SOURCE =>

To understand why and how Harrison “Jack” Schmitt became the main advocate for a fantastical idea to mine the moon for a substance that he believes could solve the world’s energy problems, you first need to know a little about his incredible life and his frustrations with the death of the Apollo program.
On December 6, 1972, in the first nighttime launch in NASA history, Schmitt, together with Eugene Cernan and Ronald Evans, buckled up into a Saturn V rocket at the Kennedy Space Center in Florida. The 36-story vessel stood taller than the Statue of Liberty, glowing for miles in the night sky.
Schmitt, the lunar module pilot, almost didn’t get this coveted seat on the last trip humans ever made to the moon. He had joined NASA almost a decade earlier, fresh from completing his Ph.D. in geology at Harvard, one of more than a thousand applicants to the agency’s first “scientist-astronaut” program, in 1964. After becoming one of the six finalists, he spent most of his 30s training to fly aircraft and earning his stripes in the agency. The entire time he had his eyes set on becoming a moonwalker.
“That was the whole reason for signing up,” he says, with a laugh at the thought that he could have aspired to anything else. “I’m a geologist, and it seemed like an ideal thing for a geologist to do at that time.”
But being a geologist also made Schmitt a black sheep among the Apollo astronauts, a scientist in a flock of military test pilots who were long deemed the only candidates worthy of space travel. He hoped to get a spot on a later mission, but his place in NASA’s pecking order almost derailed his ambitions.
This was because, only months after Neil Armstrong’s historic walk on the moon in 1969, public support for space exploration was already disappearing. The Apollo program, after all, was expensive — approaching 1percent of GDP at its peak funding years in the 1960s. The Vietnam War, an approaching energy crisis, and a long list of economic concerns at home limited the public’s appetite for lofty goals done for science’s sake, even if it did prove we were better than the Russians. To the politicians who began hacking the Apollo program to death, space had no intrinsic value, certainly not in the short term. It didn’t help that their constituents got bored watching historic firsts, like during Apollo 14, when man first played golf on the moon.

DATASET CONTENT =>
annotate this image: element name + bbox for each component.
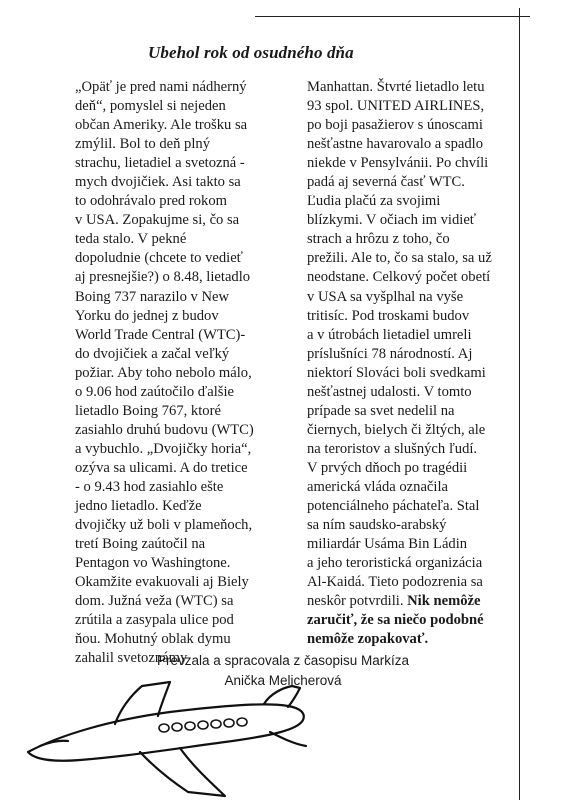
article-text-line: ňou. Mohutný oblak dymu — [75, 631, 231, 648]
article-text-line: lietadlo Boing 767, ktoré — [75, 402, 221, 419]
article-text-line: v USA. Zopakujme si, čo sa — [75, 212, 240, 229]
article-text-line: dom. Južná veža (WTC) sa — [75, 593, 234, 610]
article-right-column — [307, 78, 522, 649]
article-text-line: po boji pasažierov s únoscami — [307, 117, 483, 134]
article-text-line: Yorku do jednej z budov — [75, 307, 219, 324]
article-text-line: prípade sa svet nedelil na — [307, 402, 455, 419]
article-text-line: na teroristov a slušných ľudí. — [307, 440, 478, 457]
article-text-line: V prvých dňoch po tragédii — [307, 459, 468, 476]
article-text-line: Manhattan. Štvrté lietadlo letu — [307, 79, 485, 95]
emphasis-text: Nik nemôže — [407, 593, 481, 610]
article-text-line: - o 9.43 hod zasiahlo ešte — [75, 478, 224, 495]
article-text-line: blízkymi. V očiach im vidieť — [307, 212, 477, 229]
article-text-line: a v útrobách lietadiel umreli — [307, 326, 472, 343]
article-text-line: sa ním saudsko-arabský — [307, 517, 447, 534]
article-text-line: mych dvojičiek. Asi takto sa — [75, 174, 241, 191]
article-text-line: nemôže zopakovať. — [307, 631, 429, 648]
article-text-line: teda stalo. V pekné — [75, 231, 187, 248]
article-text-line: zaručiť, že sa niečo podobné — [307, 612, 484, 629]
article-text-line: ozýva sa ulicami. A do tretice — [75, 459, 248, 476]
article-left-column — [75, 78, 285, 668]
article-text-line: nešťastnej udalosti. V tomto — [307, 383, 472, 400]
article-text-line: a jeho teroristická organizácia — [307, 555, 483, 572]
article-text-line: potenciálneho páchateľa. Stal — [307, 498, 480, 515]
article-text-line: Okamžite evakuovali aj Biely — [75, 574, 249, 591]
article-text-line: zrútila a zasypala ulice pod — [75, 612, 234, 629]
article-text-line: niekde v Pensylvánii. Po chvíli — [307, 155, 489, 172]
article-text-line: neskôr potvrdili. Nik nemôže — [307, 593, 481, 610]
article-text-line: zasiahlo druhú budovu (WTC) — [75, 421, 254, 438]
article-text-line: prežili. Ale to, čo sa stalo, sa už — [307, 250, 492, 267]
article-text-line: a vybuchlo. „Dvojičky horia“, — [75, 440, 252, 457]
article-text-line: o 9.06 hod zaútočilo ďalšie — [75, 383, 234, 400]
article-text-line: príslušníci 78 národností. Aj — [307, 345, 473, 362]
article-text-line: neodstane. Celkový počet obetí — [307, 269, 491, 286]
article-text-line: tritisíc. Pod troskami budov — [307, 307, 470, 324]
article-text-line: americká vláda označila — [307, 478, 448, 495]
article-text-line: nešťastne havarovalo a spadlo — [307, 136, 484, 153]
article-text-line: tretí Boing zaútočil na — [75, 536, 206, 553]
article-text-line: do dvojičiek a začal veľký — [75, 345, 230, 362]
article-text-line: miliardár Usáma Bin Ládin — [307, 536, 468, 553]
article-text-line: občan Ameriky. Ale trošku sa — [75, 117, 248, 134]
article-text-line: čiernych, bielych či žltých, ale — [307, 421, 486, 438]
credit-source-line: Prevzala a spracovala z časopisu Markíza — [156, 653, 410, 668]
article-text-line: padá aj severná časť WTC. — [307, 174, 465, 191]
article-text-line: 93 spol. UNITED AIRLINES, — [307, 98, 485, 115]
article-text-line: Ľudia plačú za svojimi — [307, 193, 441, 210]
article-text-line: jedno lietadlo. Keďže — [75, 498, 202, 515]
article-text-line: zahalil svetoznámy — [75, 650, 188, 667]
article-text-line: dopoludnie (chcete to vedieť — [75, 250, 243, 267]
article-text-line: strachu, lietadiel a svetozná - — [75, 155, 245, 172]
article-text-line: zmýlil. Bol to deň plný — [75, 136, 210, 153]
article-text-line: Al-Kaidá. Tieto podozrenia sa — [307, 574, 483, 591]
article-text-line: to odohrávalo pred rokom — [75, 193, 227, 210]
article-text-line: „Opäť je pred nami nádherný — [75, 79, 247, 95]
article-text-line: Boing 737 narazilo v New — [75, 288, 230, 305]
article-text-line: aj presnejšie?) o 8.48, lietadlo — [75, 269, 251, 286]
airplane-drawing-icon — [20, 680, 320, 800]
article-text-line: dvojičky už boli v plameňoch, — [75, 517, 253, 534]
top-border-rule — [255, 16, 530, 17]
article-text-line: niektorí Slováci boli svedkami — [307, 364, 486, 381]
credit-author-line: Anička Melicherová — [224, 673, 342, 688]
article-text-line: požiar. Aby toho nebolo málo, — [75, 364, 252, 381]
article-text-line: deň“, pomyslel si nejeden — [75, 98, 226, 115]
article-text-line: v USA sa vyšplhal na vyše — [307, 288, 464, 305]
article-text-line: strach a hrôzu z toho, čo — [307, 231, 450, 248]
article-text-line: World Trade Central (WTC)- — [75, 326, 246, 343]
article-title: Ubehol rok od osudného dňa — [148, 43, 354, 62]
article-text-line: Pentagon vo Washingtone. — [75, 555, 231, 572]
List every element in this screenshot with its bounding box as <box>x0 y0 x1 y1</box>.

WHAT TO WORK ON =>
[a] List every person named in the Schmitt article above.
[b] Please pick up the Schmitt article after its final sentence and keep writing it.

OUTPUTS IN ORDER =>
[a] Harrison "Jack" Schmitt, Eugene Cernan, Ronald Evans, Neil Armstrong

[b]
In 1970, after the Apollo 13 debacle that almost killed its crew, a moon-weary Congress voted to cut funding and the White House began scaling back its ambitions. NASA was forced to cancel what would have been Apollos 18, 19, and 20, and Schmitt’s soaring dream of walking on the moon came plummeting back to earth.
With the writing on the wall regarding the end of the Apollo program, however, the scientific community intensified its lobbying of NASA for a scientist to finally make the journey. Schmitt, a geologist who had put together the lunar science training program, was the natural candidate. In 1971, to the excitement of scientists and chagrin of some astronauts, NASA announced that Joe Engle was getting bumped from Apollo 17 — and the new lunar module pilot was going to be Schmitt.
At 12:33 am ET, December 7, 1972, Apollo 17’s three-stage rocket system kicked off with an inferno that lit up the Florida night. Within 10 minutes they had burned through the first two stages and reached escape velocity, darting at a speed of 25,000 miles per hour toward their lunar destination.
On December 11, Schmitt and Cernan climbed into the lunar module Challenger, leaving Evans behind to orbit in the command module above. In a little over two hours, they touched down in the Taurus-Littrow valley of the moon, which is deeper than the Grand Canyon.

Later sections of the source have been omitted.